• **WHAT TO PRODUCE**
Copy every line of the material below word for word, leaving out the pictures.

• **SUPPLIED MATERIAL**
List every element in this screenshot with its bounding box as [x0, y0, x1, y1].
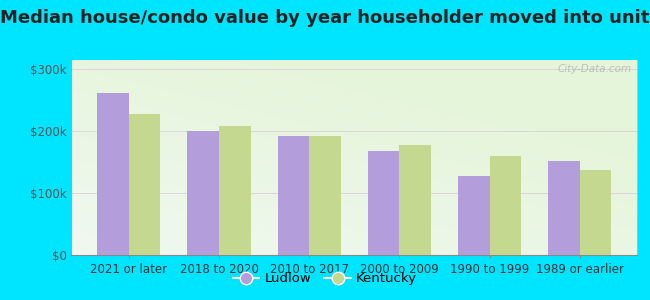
Bar	[98, 93, 129, 255]
Bar	[489, 156, 521, 255]
Bar	[309, 136, 341, 255]
Bar	[368, 151, 399, 255]
Bar	[129, 114, 161, 255]
Bar	[548, 161, 580, 255]
Bar	[458, 176, 489, 255]
Text: City-Data.com: City-Data.com	[557, 64, 631, 74]
Bar	[219, 126, 250, 255]
Bar	[187, 131, 219, 255]
Bar	[399, 145, 431, 255]
Legend: Ludlow, Kentucky: Ludlow, Kentucky	[227, 267, 422, 290]
Bar	[580, 170, 611, 255]
Bar	[278, 136, 309, 255]
Text: Median house/condo value by year householder moved into unit: Median house/condo value by year househo…	[0, 9, 650, 27]
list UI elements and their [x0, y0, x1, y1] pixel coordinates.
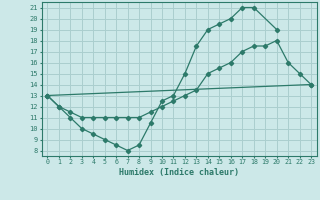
X-axis label: Humidex (Indice chaleur): Humidex (Indice chaleur): [119, 168, 239, 177]
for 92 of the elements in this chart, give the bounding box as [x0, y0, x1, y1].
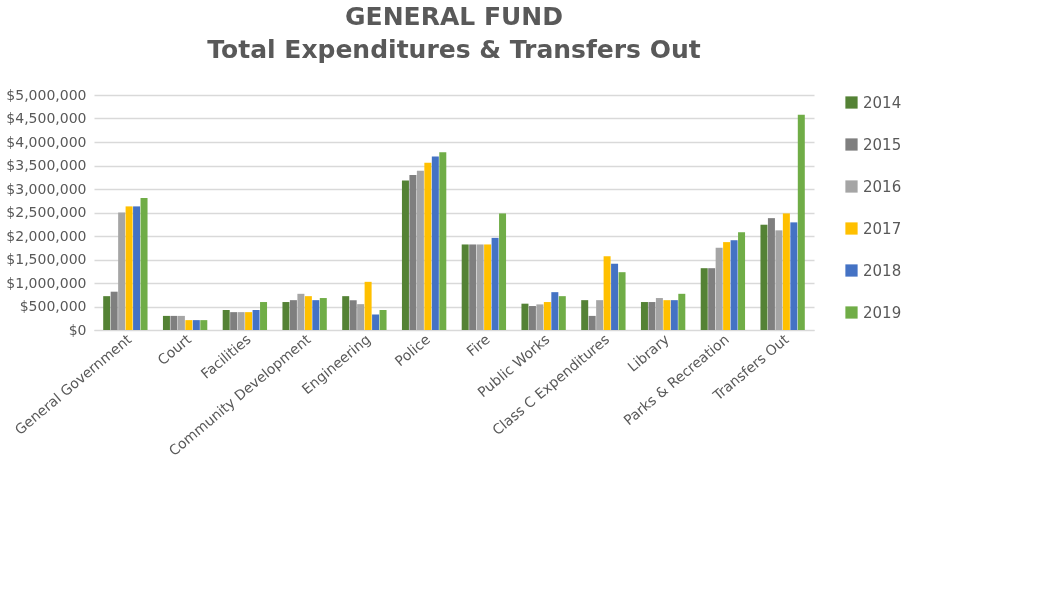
bar [760, 224, 768, 330]
bar [655, 298, 663, 330]
bar [603, 256, 611, 330]
bar [790, 222, 798, 330]
bar [558, 296, 566, 330]
bar [401, 180, 409, 330]
bar [723, 242, 731, 330]
bar [170, 315, 178, 330]
bar [499, 213, 507, 330]
bar [708, 268, 716, 330]
legend-label: 2018 [863, 261, 902, 280]
legend-label: 2019 [863, 303, 902, 322]
bar [379, 310, 387, 330]
bar [782, 213, 790, 330]
bar [715, 247, 723, 330]
bar [103, 296, 111, 330]
bar [416, 170, 424, 330]
y-tick-label: $3,500,000 [6, 157, 87, 173]
bar [140, 197, 148, 330]
bar [230, 312, 238, 330]
bar [177, 315, 185, 330]
bar [133, 206, 141, 330]
y-tick-label: $3,000,000 [6, 180, 87, 197]
bar [200, 320, 208, 330]
bar [372, 314, 380, 330]
bar [118, 212, 126, 330]
y-tick-label: $5,000,000 [6, 86, 87, 103]
bar [297, 293, 305, 330]
bar [110, 291, 118, 330]
bar [670, 300, 678, 330]
bar [797, 114, 805, 330]
bar [222, 310, 230, 330]
bar [521, 303, 529, 330]
bar [767, 218, 775, 330]
legend-label: 2016 [863, 177, 902, 196]
bar [245, 312, 253, 330]
x-tick-label: Fire [463, 330, 493, 360]
bar [528, 306, 536, 330]
bar [581, 300, 589, 330]
y-tick-label: $500,000 [19, 298, 87, 314]
bar [260, 302, 268, 330]
bar [237, 312, 245, 330]
bar [162, 315, 170, 330]
y-tick-label: $1,500,000 [6, 251, 87, 267]
bar [484, 244, 492, 330]
y-tick-label: $2,000,000 [6, 227, 87, 244]
y-tick-label: $1,000,000 [6, 274, 87, 291]
chart-subtitle: Total Expenditures & Transfers Out [207, 35, 701, 64]
bar [252, 310, 260, 330]
bar [640, 302, 648, 330]
bar [588, 315, 596, 330]
bar [491, 237, 499, 330]
bar [476, 244, 484, 330]
legend-label: 2015 [863, 135, 902, 154]
bar [678, 293, 686, 330]
bar [185, 320, 193, 330]
bar [409, 174, 417, 330]
bar [431, 156, 439, 330]
bar [424, 162, 432, 330]
chart-title: GENERAL FUND [345, 2, 563, 31]
bar [364, 281, 372, 330]
bar [282, 302, 290, 330]
bar [536, 304, 544, 330]
bar [439, 152, 447, 330]
bar [730, 240, 738, 330]
bar [461, 244, 469, 330]
y-tick-label: $4,500,000 [6, 110, 87, 126]
y-tick-label: $0 [68, 321, 87, 338]
bar [775, 230, 783, 330]
bar [663, 300, 671, 330]
bar [312, 300, 320, 330]
bar [596, 300, 604, 330]
y-tick-label: $4,000,000 [6, 133, 87, 150]
bar [543, 302, 551, 330]
bar [700, 268, 708, 330]
bar [319, 298, 327, 330]
legend-label: 2017 [863, 219, 902, 238]
bar [648, 302, 656, 330]
bar [551, 292, 559, 330]
bar [618, 272, 626, 330]
bar [125, 206, 133, 330]
bar [469, 244, 477, 330]
bar [357, 304, 365, 330]
bar [304, 296, 312, 330]
bar [289, 300, 297, 330]
bar [349, 300, 357, 330]
bar [738, 232, 746, 330]
bar [611, 263, 619, 330]
bar [342, 296, 350, 330]
y-tick-label: $2,500,000 [6, 204, 87, 220]
legend-label: 2014 [863, 93, 902, 112]
bar [192, 320, 200, 330]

• **OUTPUT FOR THIS EXERCISE**
List every element in this screenshot with its bounding box as [x0, y0, x1, y1].
Bar	[98, 93, 129, 255]
Bar	[489, 156, 521, 255]
Bar	[309, 136, 341, 255]
Bar	[368, 151, 399, 255]
Bar	[129, 114, 161, 255]
Bar	[548, 161, 580, 255]
Bar	[458, 176, 489, 255]
Text: City-Data.com: City-Data.com	[557, 64, 631, 74]
Bar	[219, 126, 250, 255]
Bar	[187, 131, 219, 255]
Bar	[399, 145, 431, 255]
Legend: Ludlow, Kentucky: Ludlow, Kentucky	[227, 267, 422, 290]
Bar	[580, 170, 611, 255]
Bar	[278, 136, 309, 255]
Text: Median house/condo value by year householder moved into unit: Median house/condo value by year househo…	[0, 9, 650, 27]
list UI elements and their [x0, y0, x1, y1] pixel coordinates.
X-axis label: Humidex (Indice chaleur): Humidex (Indice chaleur): [119, 168, 239, 177]
for 92 of the elements in this chart, give the bounding box as [x0, y0, x1, y1].
bar [760, 224, 768, 330]
bar [655, 298, 663, 330]
bar [603, 256, 611, 330]
bar [790, 222, 798, 330]
bar [558, 296, 566, 330]
bar [401, 180, 409, 330]
bar [723, 242, 731, 330]
bar [170, 315, 178, 330]
bar [499, 213, 507, 330]
bar [708, 268, 716, 330]
legend-label: 2018 [863, 261, 902, 280]
legend-label: 2019 [863, 303, 902, 322]
bar [379, 310, 387, 330]
bar [782, 213, 790, 330]
bar [715, 247, 723, 330]
bar [103, 296, 111, 330]
bar [416, 170, 424, 330]
y-tick-label: $3,500,000 [6, 157, 87, 173]
bar [140, 197, 148, 330]
bar [230, 312, 238, 330]
bar [177, 315, 185, 330]
bar [133, 206, 141, 330]
y-tick-label: $3,000,000 [6, 180, 87, 197]
bar [200, 320, 208, 330]
bar [372, 314, 380, 330]
bar [118, 212, 126, 330]
y-tick-label: $5,000,000 [6, 86, 87, 103]
bar [297, 293, 305, 330]
bar [110, 291, 118, 330]
bar [670, 300, 678, 330]
bar [797, 114, 805, 330]
bar [222, 310, 230, 330]
bar [521, 303, 529, 330]
bar [767, 218, 775, 330]
legend-label: 2016 [863, 177, 902, 196]
bar [245, 312, 253, 330]
x-tick-label: Fire [463, 330, 493, 360]
bar [528, 306, 536, 330]
bar [581, 300, 589, 330]
y-tick-label: $500,000 [19, 298, 87, 314]
bar [260, 302, 268, 330]
bar [237, 312, 245, 330]
bar [162, 315, 170, 330]
y-tick-label: $1,500,000 [6, 251, 87, 267]
bar [484, 244, 492, 330]
y-tick-label: $2,000,000 [6, 227, 87, 244]
y-tick-label: $1,000,000 [6, 274, 87, 291]
chart-subtitle: Total Expenditures & Transfers Out [207, 35, 701, 64]
bar [252, 310, 260, 330]
bar [640, 302, 648, 330]
bar [588, 315, 596, 330]
bar [491, 237, 499, 330]
bar [476, 244, 484, 330]
legend-label: 2015 [863, 135, 902, 154]
bar [678, 293, 686, 330]
bar [185, 320, 193, 330]
bar [409, 174, 417, 330]
bar [431, 156, 439, 330]
bar [424, 162, 432, 330]
chart-title: GENERAL FUND [345, 2, 563, 31]
bar [364, 281, 372, 330]
bar [282, 302, 290, 330]
bar [536, 304, 544, 330]
bar [439, 152, 447, 330]
bar [730, 240, 738, 330]
bar [461, 244, 469, 330]
y-tick-label: $4,500,000 [6, 110, 87, 126]
y-tick-label: $0 [68, 321, 87, 338]
bar [775, 230, 783, 330]
bar [663, 300, 671, 330]
bar [312, 300, 320, 330]
bar [596, 300, 604, 330]
y-tick-label: $4,000,000 [6, 133, 87, 150]
bar [543, 302, 551, 330]
bar [700, 268, 708, 330]
bar [319, 298, 327, 330]
legend-label: 2017 [863, 219, 902, 238]
bar [648, 302, 656, 330]
bar [551, 292, 559, 330]
bar [618, 272, 626, 330]
bar [125, 206, 133, 330]
bar [469, 244, 477, 330]
bar [357, 304, 365, 330]
bar [304, 296, 312, 330]
bar [289, 300, 297, 330]
bar [349, 300, 357, 330]
bar [738, 232, 746, 330]
bar [611, 263, 619, 330]
bar [342, 296, 350, 330]
y-tick-label: $2,500,000 [6, 204, 87, 220]
legend-label: 2014 [863, 93, 902, 112]
bar [192, 320, 200, 330]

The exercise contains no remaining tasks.